● DETTAGLI DEL PROBLEMA
Prosegui il testo sul recupero dati da un hard disk IBM SCSI con motore danneggiato, ripartendo subito dopo la sua ultima frase.

● ESTRATTO FORNITO
===

Oggi vi parliamo della procedura di recupero dati da un hard disk IBM SCSI con motore danneggiato.

Vediamo come, i vecchi hard disk SCSi, dopo anni di esercizio, cominciano a mostrare anomalie al livello di motore.

Un problema di rotazione del motore che impedisce di riconoscerli in maniera regolare dal sistema.

Approfondiremo in particolare come collegare l'hard disk SCSI al PC, e come inviare i comandi base SCSI al firmware. Tutto con il nostro sistema ChallengerOS.

Collegare un hard disk IBM SCSI con motore danneggiato e recuperare i dati con ChallengerOS

L'hard disk di oggi è uno SCSI di vecchissima generazione che, come la maggior parte di questi modelli, ha problemi di rotazione.

Prima di tutto installiamo una scheda PCI 32 di tipo SCSI e colleghiamo l'alimentazione a computer rigorosamente spento.
Procediamo ora ad accendere il Pc con il nostro sistema ChallengerOS ed attendiamo il caricamento del sistema operativo. Caricato il sistema operativo colleghiamo il Flat SCSI; lanciamo Rocket e verifichiamo la presenza delle devices SCSI.

===

● CONTENUTO DEL DATASET

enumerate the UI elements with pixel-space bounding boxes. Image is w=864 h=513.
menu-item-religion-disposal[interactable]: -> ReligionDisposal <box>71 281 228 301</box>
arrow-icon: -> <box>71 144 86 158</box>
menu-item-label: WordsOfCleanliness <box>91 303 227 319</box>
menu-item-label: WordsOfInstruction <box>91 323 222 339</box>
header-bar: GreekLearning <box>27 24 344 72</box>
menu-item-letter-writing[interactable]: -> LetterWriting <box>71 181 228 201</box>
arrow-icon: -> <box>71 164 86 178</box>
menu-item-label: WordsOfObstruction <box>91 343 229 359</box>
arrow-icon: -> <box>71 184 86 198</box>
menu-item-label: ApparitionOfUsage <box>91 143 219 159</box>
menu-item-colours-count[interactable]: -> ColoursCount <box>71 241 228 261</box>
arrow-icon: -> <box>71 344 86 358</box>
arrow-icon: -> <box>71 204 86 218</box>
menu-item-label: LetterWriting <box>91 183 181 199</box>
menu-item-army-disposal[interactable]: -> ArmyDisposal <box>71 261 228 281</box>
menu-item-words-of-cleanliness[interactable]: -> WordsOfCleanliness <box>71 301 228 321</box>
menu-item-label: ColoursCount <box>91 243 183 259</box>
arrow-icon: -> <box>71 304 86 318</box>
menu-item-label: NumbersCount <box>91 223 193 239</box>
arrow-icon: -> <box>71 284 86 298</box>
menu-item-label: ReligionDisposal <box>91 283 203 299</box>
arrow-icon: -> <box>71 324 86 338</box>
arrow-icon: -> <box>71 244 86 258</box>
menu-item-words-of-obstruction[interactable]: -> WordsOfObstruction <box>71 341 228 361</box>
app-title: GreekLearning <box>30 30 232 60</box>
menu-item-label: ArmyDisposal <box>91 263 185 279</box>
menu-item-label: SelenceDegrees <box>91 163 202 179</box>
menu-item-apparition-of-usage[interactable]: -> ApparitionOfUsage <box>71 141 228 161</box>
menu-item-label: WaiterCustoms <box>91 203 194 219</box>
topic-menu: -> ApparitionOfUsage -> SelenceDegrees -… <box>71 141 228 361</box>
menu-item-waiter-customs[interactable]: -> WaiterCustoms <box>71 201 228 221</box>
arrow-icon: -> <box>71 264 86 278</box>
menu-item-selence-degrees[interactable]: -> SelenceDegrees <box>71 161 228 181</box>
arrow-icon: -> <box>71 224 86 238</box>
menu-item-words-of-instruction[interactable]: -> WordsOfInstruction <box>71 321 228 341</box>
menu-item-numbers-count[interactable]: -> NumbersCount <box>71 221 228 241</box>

===

● RISPOSTA AL PROBLEMA
Scegliamo il tasto Scan Devices ed attendiamo l'avvio del motore dell'hard disk SCSI.

Verifichiamo ora che il disco IBM SCSI sia stato riconosciuto dal sistema ChallengerOS, lo selezioniamo dalle periferiche e siamo pronti per avviare la lettura, creare un'immagine o un clone.

L'hard disk IBM SCSI è perfettamente leggibile. Direttamente da Challenger Rocket possiamo avviare comandi di Stop and Start del firmware, procedura consigliata quando questa tipologia di hard disk ha problema al motore, come abbiamo visto, scenario molto comune.

Possiamo far ripartire il processo di Scanning o Imaging del drive SCSI e proseguire il nostro procedimento di lettura e recupero dati dall'hard disk SCSI IBM.